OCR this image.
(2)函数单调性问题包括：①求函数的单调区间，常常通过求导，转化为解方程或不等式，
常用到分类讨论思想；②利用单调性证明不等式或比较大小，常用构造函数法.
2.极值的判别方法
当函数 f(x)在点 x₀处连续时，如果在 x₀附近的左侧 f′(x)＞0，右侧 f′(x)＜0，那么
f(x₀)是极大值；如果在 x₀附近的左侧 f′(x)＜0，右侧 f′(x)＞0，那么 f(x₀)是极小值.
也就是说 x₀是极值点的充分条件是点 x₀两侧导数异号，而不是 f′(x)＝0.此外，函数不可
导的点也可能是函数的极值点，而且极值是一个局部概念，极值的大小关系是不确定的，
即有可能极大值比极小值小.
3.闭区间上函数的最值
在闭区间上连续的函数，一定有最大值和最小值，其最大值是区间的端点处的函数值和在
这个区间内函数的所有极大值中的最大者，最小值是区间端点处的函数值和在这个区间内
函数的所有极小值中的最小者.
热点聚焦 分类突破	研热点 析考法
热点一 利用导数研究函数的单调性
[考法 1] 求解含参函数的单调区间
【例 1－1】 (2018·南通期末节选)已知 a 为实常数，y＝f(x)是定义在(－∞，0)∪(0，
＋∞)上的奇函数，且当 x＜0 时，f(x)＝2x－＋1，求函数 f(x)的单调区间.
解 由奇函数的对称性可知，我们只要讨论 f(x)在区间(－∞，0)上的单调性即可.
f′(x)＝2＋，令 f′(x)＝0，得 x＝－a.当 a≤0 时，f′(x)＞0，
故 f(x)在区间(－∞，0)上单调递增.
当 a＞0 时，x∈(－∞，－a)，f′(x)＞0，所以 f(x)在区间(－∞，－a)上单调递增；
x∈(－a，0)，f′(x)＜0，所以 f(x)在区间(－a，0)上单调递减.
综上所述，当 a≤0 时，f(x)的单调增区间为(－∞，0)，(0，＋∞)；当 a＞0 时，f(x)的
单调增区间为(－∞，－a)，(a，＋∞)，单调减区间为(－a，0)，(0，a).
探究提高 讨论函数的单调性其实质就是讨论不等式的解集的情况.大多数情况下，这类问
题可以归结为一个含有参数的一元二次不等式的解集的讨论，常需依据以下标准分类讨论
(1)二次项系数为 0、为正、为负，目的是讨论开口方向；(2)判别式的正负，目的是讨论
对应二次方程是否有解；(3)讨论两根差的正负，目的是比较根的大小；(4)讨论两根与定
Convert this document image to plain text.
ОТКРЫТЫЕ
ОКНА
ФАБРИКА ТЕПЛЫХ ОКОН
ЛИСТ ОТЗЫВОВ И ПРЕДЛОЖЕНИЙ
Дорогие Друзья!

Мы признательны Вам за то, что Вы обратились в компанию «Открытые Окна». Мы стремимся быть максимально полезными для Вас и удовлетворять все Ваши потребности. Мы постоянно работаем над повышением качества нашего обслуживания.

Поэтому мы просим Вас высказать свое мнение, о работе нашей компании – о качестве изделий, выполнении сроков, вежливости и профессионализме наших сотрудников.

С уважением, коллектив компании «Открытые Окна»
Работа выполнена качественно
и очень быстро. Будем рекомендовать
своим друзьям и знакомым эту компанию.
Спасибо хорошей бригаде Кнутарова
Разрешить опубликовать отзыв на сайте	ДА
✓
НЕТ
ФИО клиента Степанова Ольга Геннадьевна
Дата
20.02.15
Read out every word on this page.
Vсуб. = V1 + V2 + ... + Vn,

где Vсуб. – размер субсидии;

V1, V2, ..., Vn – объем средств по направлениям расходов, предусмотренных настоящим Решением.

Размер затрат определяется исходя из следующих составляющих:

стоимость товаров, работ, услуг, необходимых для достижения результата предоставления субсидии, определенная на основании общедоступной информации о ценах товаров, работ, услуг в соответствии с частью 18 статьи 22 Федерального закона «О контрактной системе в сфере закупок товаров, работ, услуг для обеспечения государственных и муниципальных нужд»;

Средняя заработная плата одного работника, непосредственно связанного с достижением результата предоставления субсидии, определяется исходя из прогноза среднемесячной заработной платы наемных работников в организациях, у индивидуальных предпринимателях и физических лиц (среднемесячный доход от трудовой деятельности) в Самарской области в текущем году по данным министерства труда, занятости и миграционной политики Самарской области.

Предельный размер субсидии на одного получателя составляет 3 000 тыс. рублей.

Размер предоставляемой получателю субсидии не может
┄┄┄┄┄┄
• _Problem to work on_:
Your task is to pick out every line with the string "this" and copy it.

• _Response_:
OCR this image.
Convert this document image to plain text.
Read out every word on this page.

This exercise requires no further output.